[Do this]
Gather, from the data below, each line in which the word "glass" occurs.
▽
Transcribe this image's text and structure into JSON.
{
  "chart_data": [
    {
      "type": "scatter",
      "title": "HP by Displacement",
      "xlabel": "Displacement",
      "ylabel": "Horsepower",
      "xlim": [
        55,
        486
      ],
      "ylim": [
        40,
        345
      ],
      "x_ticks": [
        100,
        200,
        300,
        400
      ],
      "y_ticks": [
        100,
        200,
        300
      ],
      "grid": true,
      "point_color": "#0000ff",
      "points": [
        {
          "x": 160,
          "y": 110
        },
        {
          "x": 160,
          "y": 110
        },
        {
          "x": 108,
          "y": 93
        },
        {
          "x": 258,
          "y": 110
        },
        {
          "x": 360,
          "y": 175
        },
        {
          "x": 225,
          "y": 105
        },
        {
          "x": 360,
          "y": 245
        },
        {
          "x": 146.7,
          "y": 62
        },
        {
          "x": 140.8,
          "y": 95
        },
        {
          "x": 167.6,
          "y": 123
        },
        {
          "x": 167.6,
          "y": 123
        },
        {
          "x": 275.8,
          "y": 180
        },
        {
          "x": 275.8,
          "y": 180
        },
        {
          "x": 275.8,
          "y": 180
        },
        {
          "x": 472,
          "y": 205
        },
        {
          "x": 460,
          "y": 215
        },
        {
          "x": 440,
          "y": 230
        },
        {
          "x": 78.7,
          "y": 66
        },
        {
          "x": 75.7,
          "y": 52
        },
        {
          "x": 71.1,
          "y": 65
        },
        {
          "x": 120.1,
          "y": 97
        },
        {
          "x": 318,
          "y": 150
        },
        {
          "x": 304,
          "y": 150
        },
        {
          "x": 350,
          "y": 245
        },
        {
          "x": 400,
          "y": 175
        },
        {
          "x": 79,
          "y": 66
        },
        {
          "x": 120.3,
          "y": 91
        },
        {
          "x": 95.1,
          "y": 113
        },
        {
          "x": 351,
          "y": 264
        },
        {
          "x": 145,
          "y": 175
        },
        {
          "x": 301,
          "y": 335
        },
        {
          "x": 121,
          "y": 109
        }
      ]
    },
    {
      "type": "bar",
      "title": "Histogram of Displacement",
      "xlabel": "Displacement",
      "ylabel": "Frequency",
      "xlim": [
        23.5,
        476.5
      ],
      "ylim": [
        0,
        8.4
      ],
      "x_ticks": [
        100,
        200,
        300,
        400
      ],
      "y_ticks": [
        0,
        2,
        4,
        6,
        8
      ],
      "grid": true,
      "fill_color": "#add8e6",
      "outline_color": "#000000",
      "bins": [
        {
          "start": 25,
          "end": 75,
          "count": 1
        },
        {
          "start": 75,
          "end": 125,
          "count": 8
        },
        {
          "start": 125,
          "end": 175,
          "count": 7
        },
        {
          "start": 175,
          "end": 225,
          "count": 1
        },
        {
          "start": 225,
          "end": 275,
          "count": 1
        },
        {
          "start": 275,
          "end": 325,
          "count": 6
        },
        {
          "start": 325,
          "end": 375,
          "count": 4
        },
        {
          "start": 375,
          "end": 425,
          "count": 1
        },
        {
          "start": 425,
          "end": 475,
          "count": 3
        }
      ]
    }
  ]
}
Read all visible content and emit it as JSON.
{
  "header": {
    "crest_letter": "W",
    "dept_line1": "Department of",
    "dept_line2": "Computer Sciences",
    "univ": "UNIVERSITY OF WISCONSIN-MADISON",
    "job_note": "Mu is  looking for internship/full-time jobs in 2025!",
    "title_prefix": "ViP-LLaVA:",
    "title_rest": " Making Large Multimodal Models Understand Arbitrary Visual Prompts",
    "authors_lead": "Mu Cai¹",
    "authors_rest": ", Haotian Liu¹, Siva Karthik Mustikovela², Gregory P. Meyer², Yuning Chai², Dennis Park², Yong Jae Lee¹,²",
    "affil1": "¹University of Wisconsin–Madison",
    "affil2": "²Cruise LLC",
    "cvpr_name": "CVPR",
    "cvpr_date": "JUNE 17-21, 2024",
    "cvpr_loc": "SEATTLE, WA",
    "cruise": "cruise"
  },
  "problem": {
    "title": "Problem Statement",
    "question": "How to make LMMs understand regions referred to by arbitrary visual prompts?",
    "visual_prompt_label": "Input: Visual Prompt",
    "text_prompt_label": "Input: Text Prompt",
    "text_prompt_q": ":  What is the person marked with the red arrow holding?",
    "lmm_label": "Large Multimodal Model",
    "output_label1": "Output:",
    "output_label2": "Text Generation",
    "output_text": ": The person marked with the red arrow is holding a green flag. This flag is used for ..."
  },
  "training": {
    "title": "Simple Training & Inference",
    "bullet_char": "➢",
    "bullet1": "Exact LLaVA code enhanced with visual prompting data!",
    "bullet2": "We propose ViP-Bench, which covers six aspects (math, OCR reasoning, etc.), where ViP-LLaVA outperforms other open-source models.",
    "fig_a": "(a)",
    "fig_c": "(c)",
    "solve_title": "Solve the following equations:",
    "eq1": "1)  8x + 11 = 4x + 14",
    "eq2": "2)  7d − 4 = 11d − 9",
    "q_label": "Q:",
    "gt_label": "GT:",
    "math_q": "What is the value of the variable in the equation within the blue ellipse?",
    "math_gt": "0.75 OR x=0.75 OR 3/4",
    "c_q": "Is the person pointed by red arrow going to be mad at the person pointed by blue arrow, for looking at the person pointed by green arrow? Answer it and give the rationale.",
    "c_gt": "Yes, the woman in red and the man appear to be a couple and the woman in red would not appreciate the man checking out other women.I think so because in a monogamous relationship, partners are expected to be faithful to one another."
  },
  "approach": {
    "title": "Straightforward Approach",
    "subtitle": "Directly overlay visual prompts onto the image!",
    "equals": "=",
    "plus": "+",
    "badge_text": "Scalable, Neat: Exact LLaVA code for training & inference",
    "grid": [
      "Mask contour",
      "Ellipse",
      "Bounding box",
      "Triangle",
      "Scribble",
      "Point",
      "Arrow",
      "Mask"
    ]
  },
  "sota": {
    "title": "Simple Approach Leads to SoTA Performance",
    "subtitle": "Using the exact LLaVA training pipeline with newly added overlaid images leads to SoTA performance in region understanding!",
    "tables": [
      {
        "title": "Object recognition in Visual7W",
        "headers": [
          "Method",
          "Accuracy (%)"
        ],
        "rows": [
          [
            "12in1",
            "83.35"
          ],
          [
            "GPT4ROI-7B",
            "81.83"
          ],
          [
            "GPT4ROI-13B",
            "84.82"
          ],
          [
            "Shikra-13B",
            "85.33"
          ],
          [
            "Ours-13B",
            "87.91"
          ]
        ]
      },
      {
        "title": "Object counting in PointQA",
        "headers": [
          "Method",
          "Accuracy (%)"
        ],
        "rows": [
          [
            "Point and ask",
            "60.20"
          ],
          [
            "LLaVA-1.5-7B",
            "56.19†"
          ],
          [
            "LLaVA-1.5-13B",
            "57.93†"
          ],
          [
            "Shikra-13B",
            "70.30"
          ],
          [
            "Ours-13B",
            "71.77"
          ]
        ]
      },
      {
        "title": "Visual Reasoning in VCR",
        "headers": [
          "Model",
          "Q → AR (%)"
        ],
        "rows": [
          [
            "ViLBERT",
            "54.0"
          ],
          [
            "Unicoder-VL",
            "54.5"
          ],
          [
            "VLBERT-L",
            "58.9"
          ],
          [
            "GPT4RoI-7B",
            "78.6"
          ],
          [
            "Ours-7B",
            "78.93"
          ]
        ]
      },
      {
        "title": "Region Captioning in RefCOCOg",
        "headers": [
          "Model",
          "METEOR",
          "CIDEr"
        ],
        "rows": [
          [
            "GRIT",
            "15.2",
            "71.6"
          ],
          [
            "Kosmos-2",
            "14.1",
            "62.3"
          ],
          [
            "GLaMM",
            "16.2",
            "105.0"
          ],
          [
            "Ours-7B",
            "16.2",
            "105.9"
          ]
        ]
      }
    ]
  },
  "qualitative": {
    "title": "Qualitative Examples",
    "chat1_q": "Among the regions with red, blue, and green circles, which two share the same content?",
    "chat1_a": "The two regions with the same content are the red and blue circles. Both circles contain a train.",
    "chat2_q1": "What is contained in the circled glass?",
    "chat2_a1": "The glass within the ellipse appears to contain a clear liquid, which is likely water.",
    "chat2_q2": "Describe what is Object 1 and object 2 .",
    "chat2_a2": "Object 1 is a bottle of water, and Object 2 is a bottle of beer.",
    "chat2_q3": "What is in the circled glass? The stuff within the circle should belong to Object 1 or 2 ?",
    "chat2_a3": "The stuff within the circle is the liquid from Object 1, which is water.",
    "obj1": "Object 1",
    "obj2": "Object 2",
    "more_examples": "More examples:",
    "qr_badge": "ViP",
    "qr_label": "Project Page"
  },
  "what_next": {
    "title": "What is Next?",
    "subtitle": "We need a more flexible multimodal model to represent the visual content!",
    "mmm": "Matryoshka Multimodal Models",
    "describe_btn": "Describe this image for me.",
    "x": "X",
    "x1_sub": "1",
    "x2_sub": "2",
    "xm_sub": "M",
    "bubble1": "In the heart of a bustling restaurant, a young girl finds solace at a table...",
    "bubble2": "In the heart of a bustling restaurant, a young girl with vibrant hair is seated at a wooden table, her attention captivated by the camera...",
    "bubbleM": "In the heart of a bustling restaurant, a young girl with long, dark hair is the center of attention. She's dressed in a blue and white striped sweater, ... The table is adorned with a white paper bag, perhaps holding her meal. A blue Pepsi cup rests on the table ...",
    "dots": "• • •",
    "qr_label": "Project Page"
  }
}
△
[The completed task]
    "chat2_q1": "What is contained in the circled glass?",
    "chat2_a1": "The glass within the ellipse appears to contain a clear liquid, which is likely water.",
    "chat2_q3": "What is in the circled glass? The stuff within the circle should belong to Object 1 or 2 ?",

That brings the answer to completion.